**STATED GOAL**
The entries are to be returned exactly, with images left out.
--- --- ---
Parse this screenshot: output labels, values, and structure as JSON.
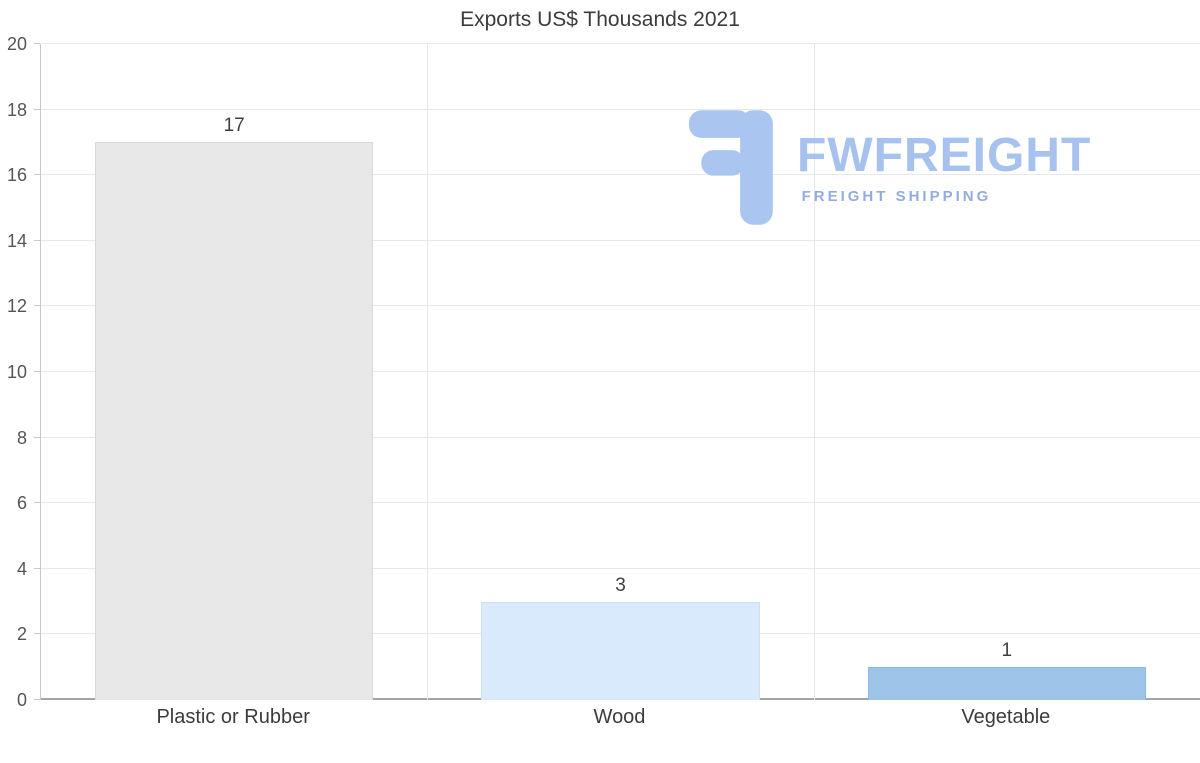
{
  "chart_data": {
    "type": "bar",
    "title": "Exports US$ Thousands 2021",
    "categories": [
      "Plastic or Rubber",
      "Wood",
      "Vegetable"
    ],
    "values": [
      17,
      3,
      1
    ],
    "value_labels": [
      "17",
      "3",
      "1"
    ],
    "xlabel": "",
    "ylabel": "",
    "ylim": [
      0,
      20
    ],
    "yticks": [
      0,
      2,
      4,
      6,
      8,
      10,
      12,
      14,
      16,
      18,
      20
    ],
    "grid": "horizontal gridlines at each y tick, vertical separators between categories",
    "legend": "none",
    "bar_colors": [
      "#e8e8e8",
      "#d9eafc",
      "#9cc5e9"
    ],
    "bar_border_colors": [
      "#d9d9d9",
      "#cbe0f4",
      "#8fb9e0"
    ],
    "gridline_color": "#e8e8e8",
    "axis_color": "#a5a5a5"
  },
  "watermark": {
    "text": "FWFREIGHT",
    "subtext": "FREIGHT SHIPPING",
    "text_color": "#a7c2ee",
    "subtext_color": "#93abdd",
    "icon_color": "#a9c5f0"
  }
}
--- --- ---
**PROBLEM SOLUTION**
Parse this screenshot: output labels, values, and structure as JSON.
{
  "chart_data": {
    "type": "bar",
    "title": "Exports US$ Thousands 2021",
    "categories": [
      "Plastic or Rubber",
      "Wood",
      "Vegetable"
    ],
    "values": [
      17,
      3,
      1
    ],
    "value_labels": [
      "17",
      "3",
      "1"
    ],
    "xlabel": "",
    "ylabel": "",
    "ylim": [
      0,
      20
    ],
    "yticks": [
      0,
      2,
      4,
      6,
      8,
      10,
      12,
      14,
      16,
      18,
      20
    ],
    "grid": "horizontal gridlines at each y tick, vertical separators between categories",
    "legend": "none",
    "bar_colors": [
      "#e8e8e8",
      "#d9eafc",
      "#9cc5e9"
    ],
    "bar_border_colors": [
      "#d9d9d9",
      "#cbe0f4",
      "#8fb9e0"
    ],
    "gridline_color": "#e8e8e8",
    "axis_color": "#a5a5a5"
  },
  "watermark": {
    "text": "FWFREIGHT",
    "subtext": "FREIGHT SHIPPING",
    "text_color": "#a7c2ee",
    "subtext_color": "#93abdd",
    "icon_color": "#a9c5f0"
  }
}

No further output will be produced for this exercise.